[Items listed in a dataset]
** Begin **

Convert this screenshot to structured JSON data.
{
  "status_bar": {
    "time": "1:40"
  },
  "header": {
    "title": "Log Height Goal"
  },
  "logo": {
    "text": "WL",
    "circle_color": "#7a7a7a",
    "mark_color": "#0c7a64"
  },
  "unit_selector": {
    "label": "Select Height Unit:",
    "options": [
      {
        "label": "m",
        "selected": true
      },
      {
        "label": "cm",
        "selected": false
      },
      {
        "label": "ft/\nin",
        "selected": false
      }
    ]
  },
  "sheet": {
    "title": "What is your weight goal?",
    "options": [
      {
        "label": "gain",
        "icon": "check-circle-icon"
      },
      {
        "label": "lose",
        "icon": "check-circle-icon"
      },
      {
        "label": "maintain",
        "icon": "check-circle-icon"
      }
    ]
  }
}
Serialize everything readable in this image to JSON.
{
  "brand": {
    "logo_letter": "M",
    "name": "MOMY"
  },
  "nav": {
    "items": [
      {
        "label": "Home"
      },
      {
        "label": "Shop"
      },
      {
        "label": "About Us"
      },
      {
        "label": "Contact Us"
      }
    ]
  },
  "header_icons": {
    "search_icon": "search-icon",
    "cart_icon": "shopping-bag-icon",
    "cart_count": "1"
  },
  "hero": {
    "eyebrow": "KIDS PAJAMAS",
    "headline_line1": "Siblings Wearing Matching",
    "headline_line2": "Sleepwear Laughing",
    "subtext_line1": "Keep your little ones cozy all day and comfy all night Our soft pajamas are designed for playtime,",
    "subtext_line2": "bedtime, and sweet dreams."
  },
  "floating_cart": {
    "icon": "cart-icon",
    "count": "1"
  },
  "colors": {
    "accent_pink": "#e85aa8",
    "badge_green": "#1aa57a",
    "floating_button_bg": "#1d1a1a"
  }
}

** End **

**What is asked:** Reproduce exactly the lines from the one with "Serialize everything readable" through the end of the entries above, both ends included.

**Task answer:**
Serialize everything readable in this image to JSON.
{
  "brand": {
    "logo_letter": "M",
    "name": "MOMY"
  },
  "nav": {
    "items": [
      {
        "label": "Home"
      },
      {
        "label": "Shop"
      },
      {
        "label": "About Us"
      },
      {
        "label": "Contact Us"
      }
    ]
  },
  "header_icons": {
    "search_icon": "search-icon",
    "cart_icon": "shopping-bag-icon",
    "cart_count": "1"
  },
  "hero": {
    "eyebrow": "KIDS PAJAMAS",
    "headline_line1": "Siblings Wearing Matching",
    "headline_line2": "Sleepwear Laughing",
    "subtext_line1": "Keep your little ones cozy all day and comfy all night Our soft pajamas are designed for playtime,",
    "subtext_line2": "bedtime, and sweet dreams."
  },
  "floating_cart": {
    "icon": "cart-icon",
    "count": "1"
  },
  "colors": {
    "accent_pink": "#e85aa8",
    "badge_green": "#1aa57a",
    "floating_button_bg": "#1d1a1a"
  }
}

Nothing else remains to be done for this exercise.